→ **WHAT IS BEING ASKED**: Return these lines word for word, covering every row.

→ **Stored dataset items**:
++++++++++

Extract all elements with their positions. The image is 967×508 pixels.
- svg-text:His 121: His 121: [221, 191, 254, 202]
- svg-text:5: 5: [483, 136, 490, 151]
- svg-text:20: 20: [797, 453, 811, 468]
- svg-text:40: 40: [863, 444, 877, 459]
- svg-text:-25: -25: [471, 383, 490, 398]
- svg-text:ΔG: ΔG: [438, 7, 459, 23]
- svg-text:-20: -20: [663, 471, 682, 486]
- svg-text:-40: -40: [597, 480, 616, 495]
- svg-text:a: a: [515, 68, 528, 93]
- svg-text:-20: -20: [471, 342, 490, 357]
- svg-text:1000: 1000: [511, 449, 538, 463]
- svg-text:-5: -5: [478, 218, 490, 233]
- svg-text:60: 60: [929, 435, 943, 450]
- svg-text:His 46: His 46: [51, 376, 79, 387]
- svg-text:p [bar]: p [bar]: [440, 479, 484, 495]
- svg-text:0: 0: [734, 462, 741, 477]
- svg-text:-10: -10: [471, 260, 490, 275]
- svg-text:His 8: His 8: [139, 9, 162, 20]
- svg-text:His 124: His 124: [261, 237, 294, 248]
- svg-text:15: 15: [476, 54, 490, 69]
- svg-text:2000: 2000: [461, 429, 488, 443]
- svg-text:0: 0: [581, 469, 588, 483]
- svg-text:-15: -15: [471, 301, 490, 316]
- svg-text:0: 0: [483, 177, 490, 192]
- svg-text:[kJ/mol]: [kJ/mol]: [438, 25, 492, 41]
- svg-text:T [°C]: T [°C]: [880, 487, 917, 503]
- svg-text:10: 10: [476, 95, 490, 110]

++++++++++

→ **EXERCISE RESULT**:
Extract all elements with their positions. The image is 967×508 pixels.
- svg-text:His 121: His 121: [221, 191, 254, 202]
- svg-text:5: 5: [483, 136, 490, 151]
- svg-text:20: 20: [797, 453, 811, 468]
- svg-text:40: 40: [863, 444, 877, 459]
- svg-text:-25: -25: [471, 383, 490, 398]
- svg-text:ΔG: ΔG: [438, 7, 459, 23]
- svg-text:-20: -20: [663, 471, 682, 486]
- svg-text:-40: -40: [597, 480, 616, 495]
- svg-text:a: a: [515, 68, 528, 93]
- svg-text:-20: -20: [471, 342, 490, 357]
- svg-text:1000: 1000: [511, 449, 538, 463]
- svg-text:-5: -5: [478, 218, 490, 233]
- svg-text:60: 60: [929, 435, 943, 450]
- svg-text:His 46: His 46: [51, 376, 79, 387]
- svg-text:p [bar]: p [bar]: [440, 479, 484, 495]
- svg-text:0: 0: [734, 462, 741, 477]
- svg-text:-10: -10: [471, 260, 490, 275]
- svg-text:His 8: His 8: [139, 9, 162, 20]
- svg-text:His 124: His 124: [261, 237, 294, 248]
- svg-text:15: 15: [476, 54, 490, 69]
- svg-text:2000: 2000: [461, 429, 488, 443]
- svg-text:0: 0: [581, 469, 588, 483]
- svg-text:-15: -15: [471, 301, 490, 316]
- svg-text:0: 0: [483, 177, 490, 192]
- svg-text:[kJ/mol]: [kJ/mol]: [438, 25, 492, 41]
- svg-text:T [°C]: T [°C]: [880, 487, 917, 503]
- svg-text:10: 10: [476, 95, 490, 110]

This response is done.